» MATERIALS PROVIDED
start

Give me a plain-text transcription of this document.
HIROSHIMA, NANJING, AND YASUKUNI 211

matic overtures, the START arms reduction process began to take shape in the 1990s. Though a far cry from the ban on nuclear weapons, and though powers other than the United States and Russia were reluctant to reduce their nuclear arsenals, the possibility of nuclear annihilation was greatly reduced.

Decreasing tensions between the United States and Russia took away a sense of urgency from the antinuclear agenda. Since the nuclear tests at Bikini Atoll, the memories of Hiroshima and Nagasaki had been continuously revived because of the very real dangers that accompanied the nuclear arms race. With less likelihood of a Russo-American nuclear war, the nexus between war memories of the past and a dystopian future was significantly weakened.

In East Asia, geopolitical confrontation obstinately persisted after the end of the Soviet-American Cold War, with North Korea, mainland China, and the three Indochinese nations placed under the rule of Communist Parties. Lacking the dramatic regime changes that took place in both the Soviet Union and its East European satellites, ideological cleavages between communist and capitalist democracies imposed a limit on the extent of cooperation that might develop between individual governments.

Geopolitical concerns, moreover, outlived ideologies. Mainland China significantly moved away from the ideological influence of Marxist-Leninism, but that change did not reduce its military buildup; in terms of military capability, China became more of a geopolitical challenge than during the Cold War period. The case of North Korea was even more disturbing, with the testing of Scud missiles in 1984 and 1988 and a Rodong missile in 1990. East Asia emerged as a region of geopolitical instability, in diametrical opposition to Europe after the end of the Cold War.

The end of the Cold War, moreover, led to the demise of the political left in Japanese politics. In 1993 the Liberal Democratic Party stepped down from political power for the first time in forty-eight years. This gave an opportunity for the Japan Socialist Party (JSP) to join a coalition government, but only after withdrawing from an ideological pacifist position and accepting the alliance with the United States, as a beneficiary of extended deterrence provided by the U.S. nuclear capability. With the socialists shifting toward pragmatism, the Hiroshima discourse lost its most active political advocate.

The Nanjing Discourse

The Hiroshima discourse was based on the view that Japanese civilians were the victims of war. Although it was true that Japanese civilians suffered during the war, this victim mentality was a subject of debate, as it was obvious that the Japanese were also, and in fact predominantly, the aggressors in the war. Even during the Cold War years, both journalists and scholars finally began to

end

» TO DO
Reproduce the full set of records precisely.

» SOLUTION BELOW
Give me a plain-text transcription of this document.
HIROSHIMA, NANJING, AND YASUKUNI 211

matic overtures, the START arms reduction process began to take shape in the 1990s. Though a far cry from the ban on nuclear weapons, and though powers other than the United States and Russia were reluctant to reduce their nuclear arsenals, the possibility of nuclear annihilation was greatly reduced.

Decreasing tensions between the United States and Russia took away a sense of urgency from the antinuclear agenda. Since the nuclear tests at Bikini Atoll, the memories of Hiroshima and Nagasaki had been continuously revived because of the very real dangers that accompanied the nuclear arms race. With less likelihood of a Russo-American nuclear war, the nexus between war memories of the past and a dystopian future was significantly weakened.

In East Asia, geopolitical confrontation obstinately persisted after the end of the Soviet-American Cold War, with North Korea, mainland China, and the three Indochinese nations placed under the rule of Communist Parties. Lacking the dramatic regime changes that took place in both the Soviet Union and its East European satellites, ideological cleavages between communist and capitalist democracies imposed a limit on the extent of cooperation that might develop between individual governments.

Geopolitical concerns, moreover, outlived ideologies. Mainland China significantly moved away from the ideological influence of Marxist-Leninism, but that change did not reduce its military buildup; in terms of military capability, China became more of a geopolitical challenge than during the Cold War period. The case of North Korea was even more disturbing, with the testing of Scud missiles in 1984 and 1988 and a Rodong missile in 1990. East Asia emerged as a region of geopolitical instability, in diametrical opposition to Europe after the end of the Cold War.

The end of the Cold War, moreover, led to the demise of the political left in Japanese politics. In 1993 the Liberal Democratic Party stepped down from political power for the first time in forty-eight years. This gave an opportunity for the Japan Socialist Party (JSP) to join a coalition government, but only after withdrawing from an ideological pacifist position and accepting the alliance with the United States, as a beneficiary of extended deterrence provided by the U.S. nuclear capability. With the socialists shifting toward pragmatism, the Hiroshima discourse lost its most active political advocate.

The Nanjing Discourse

The Hiroshima discourse was based on the view that Japanese civilians were the victims of war. Although it was true that Japanese civilians suffered during the war, this victim mentality was a subject of debate, as it was obvious that the Japanese were also, and in fact predominantly, the aggressors in the war. Even during the Cold War years, both journalists and scholars finally began to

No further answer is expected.